WHAT THIS EXERCISE ASKS:
1: Answer these questions using the passage about Piker's start at the network:
(a) Who started the network with Uygur?
(b) Which department did Piker get a job in after graduating?
(c) What single word does Uygur use to describe Piker at the end of the quote?
2: Pick up the passage about Piker's start at the network after its last sentence and keep it going.

TEXT BLOCK:
Uygur had started the network with Ben Mankiewicz and Dave Koller as a Sirius radio show in 2002, and after several TV ventures ultimately ended, Uygur turned the company’s focus to internet videos the same year Piker interned, with liberal rants that would often veer into anti-establishment territory criticizing the Obama administration. Piker got a job in the sales department after graduating with degrees in political science and communication but begged the producers to put him on air when they needed a fill-in. “When he first went on air, it was super rough around the edges, but it was obvious he had talent,” Uygur says. “Whether he’s doing something you agree with or disagree with, he’s magnetic.”

PROVIDED RECORDS:
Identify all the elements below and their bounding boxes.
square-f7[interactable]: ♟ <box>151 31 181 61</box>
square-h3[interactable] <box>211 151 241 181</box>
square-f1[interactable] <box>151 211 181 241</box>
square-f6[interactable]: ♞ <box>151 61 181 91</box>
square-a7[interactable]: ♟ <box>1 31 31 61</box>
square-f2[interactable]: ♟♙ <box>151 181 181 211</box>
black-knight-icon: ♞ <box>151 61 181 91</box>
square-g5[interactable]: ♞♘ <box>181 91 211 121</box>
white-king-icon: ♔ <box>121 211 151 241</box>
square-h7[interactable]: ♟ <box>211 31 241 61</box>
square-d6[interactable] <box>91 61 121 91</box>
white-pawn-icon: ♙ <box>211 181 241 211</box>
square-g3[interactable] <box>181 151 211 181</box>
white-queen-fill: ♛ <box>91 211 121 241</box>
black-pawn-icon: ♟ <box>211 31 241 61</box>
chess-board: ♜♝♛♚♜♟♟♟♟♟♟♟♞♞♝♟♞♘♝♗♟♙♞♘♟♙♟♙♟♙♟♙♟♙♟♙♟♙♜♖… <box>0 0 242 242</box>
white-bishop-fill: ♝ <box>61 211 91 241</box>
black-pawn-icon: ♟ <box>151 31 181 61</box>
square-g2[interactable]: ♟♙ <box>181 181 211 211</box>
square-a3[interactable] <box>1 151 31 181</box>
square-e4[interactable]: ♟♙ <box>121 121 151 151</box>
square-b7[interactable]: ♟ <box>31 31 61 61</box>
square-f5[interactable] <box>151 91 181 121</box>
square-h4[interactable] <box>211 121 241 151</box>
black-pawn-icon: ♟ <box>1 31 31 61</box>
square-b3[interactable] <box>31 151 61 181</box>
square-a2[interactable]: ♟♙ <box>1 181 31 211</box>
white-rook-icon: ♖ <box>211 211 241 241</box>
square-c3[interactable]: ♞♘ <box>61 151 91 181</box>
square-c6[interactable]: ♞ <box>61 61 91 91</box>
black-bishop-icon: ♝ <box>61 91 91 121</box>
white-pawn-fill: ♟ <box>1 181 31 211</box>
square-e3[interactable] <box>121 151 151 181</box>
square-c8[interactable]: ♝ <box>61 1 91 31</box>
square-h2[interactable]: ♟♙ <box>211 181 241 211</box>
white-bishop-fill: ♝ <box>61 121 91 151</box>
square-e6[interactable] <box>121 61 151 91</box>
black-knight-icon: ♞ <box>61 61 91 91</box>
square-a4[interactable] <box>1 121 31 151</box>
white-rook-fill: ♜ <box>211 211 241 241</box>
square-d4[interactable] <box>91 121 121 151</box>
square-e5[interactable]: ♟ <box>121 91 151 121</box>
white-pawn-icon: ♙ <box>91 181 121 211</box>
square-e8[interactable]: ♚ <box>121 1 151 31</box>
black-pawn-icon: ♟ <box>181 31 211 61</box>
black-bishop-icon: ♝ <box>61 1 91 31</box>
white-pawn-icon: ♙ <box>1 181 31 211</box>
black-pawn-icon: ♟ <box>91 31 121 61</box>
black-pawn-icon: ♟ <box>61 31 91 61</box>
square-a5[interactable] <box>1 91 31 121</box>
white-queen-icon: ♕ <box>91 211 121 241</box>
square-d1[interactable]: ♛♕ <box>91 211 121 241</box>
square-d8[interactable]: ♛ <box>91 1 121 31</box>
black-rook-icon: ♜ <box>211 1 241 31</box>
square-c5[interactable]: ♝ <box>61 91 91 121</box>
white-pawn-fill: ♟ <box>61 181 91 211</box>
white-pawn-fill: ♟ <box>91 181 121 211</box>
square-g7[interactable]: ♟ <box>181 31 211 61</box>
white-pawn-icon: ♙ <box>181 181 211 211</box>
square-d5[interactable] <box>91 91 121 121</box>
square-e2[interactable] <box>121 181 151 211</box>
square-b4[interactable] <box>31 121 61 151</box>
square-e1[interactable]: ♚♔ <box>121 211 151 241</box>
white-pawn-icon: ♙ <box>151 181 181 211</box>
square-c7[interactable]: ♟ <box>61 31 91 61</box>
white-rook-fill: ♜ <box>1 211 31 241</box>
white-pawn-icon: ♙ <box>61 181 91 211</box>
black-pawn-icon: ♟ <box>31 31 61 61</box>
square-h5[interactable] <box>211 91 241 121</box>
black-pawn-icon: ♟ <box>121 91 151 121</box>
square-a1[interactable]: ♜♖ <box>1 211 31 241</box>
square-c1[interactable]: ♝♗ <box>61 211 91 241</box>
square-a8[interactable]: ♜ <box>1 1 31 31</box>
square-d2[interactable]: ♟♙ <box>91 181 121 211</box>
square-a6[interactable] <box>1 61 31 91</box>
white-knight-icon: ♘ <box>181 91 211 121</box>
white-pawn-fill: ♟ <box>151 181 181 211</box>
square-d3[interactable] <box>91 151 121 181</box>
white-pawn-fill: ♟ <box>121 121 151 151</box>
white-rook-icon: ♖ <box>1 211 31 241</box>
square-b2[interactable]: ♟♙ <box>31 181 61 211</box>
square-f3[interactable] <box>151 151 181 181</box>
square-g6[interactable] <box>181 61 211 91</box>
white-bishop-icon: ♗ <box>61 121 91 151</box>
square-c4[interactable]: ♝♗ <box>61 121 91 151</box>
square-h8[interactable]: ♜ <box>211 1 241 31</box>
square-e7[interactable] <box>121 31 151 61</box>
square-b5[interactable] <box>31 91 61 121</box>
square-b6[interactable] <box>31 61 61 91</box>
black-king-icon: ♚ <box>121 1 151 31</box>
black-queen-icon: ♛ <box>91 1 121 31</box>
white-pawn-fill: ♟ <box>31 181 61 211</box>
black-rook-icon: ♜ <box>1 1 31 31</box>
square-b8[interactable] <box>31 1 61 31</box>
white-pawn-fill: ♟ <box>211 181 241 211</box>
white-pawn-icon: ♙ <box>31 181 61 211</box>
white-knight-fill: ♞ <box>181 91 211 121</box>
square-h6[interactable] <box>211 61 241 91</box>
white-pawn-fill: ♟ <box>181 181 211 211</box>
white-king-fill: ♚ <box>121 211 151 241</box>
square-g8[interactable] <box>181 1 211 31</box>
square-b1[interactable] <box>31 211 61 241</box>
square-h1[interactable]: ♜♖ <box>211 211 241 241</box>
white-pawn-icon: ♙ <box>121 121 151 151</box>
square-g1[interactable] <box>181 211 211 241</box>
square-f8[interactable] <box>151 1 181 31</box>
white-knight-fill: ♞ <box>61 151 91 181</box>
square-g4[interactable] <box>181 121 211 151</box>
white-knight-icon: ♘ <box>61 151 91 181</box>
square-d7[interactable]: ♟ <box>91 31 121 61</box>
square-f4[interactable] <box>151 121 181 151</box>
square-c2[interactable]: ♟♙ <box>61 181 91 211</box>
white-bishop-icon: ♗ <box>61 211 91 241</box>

ANSWERS TO THE EXERCISE:
1:
(a) Ben Mankiewicz and Dave Koller
(b) The sales department
(c) Magnetic

2:
Then the 2016 presidential campaigns launched. David Weigel, a political reporter for the Washington Post, was covering Bernie Sanders’s campaign when he noticed Sanders supporters swarming Young Turks personalities like celebrities. Sanders’s far-left, anti-establishment message excited the exact base TYT was trying to reach, and his followers rabidly shared the network’s videos. In May 2016, Weigel reported that TYT’s YouTube shares had more than doubled, its Facebook likes had tripled, and its subscriber base had grown by 75 percent since January 2015. “It’s one of the few mass liberal news outlets where the starting assumption is that you can’t trust the mainstream media,” Weigel says. “That’s a point of view that’s not really shared, even on something like The Daily Show. There’s a lot of mockery of dumb cable, but mostly it’s reserved for something like Fox News.”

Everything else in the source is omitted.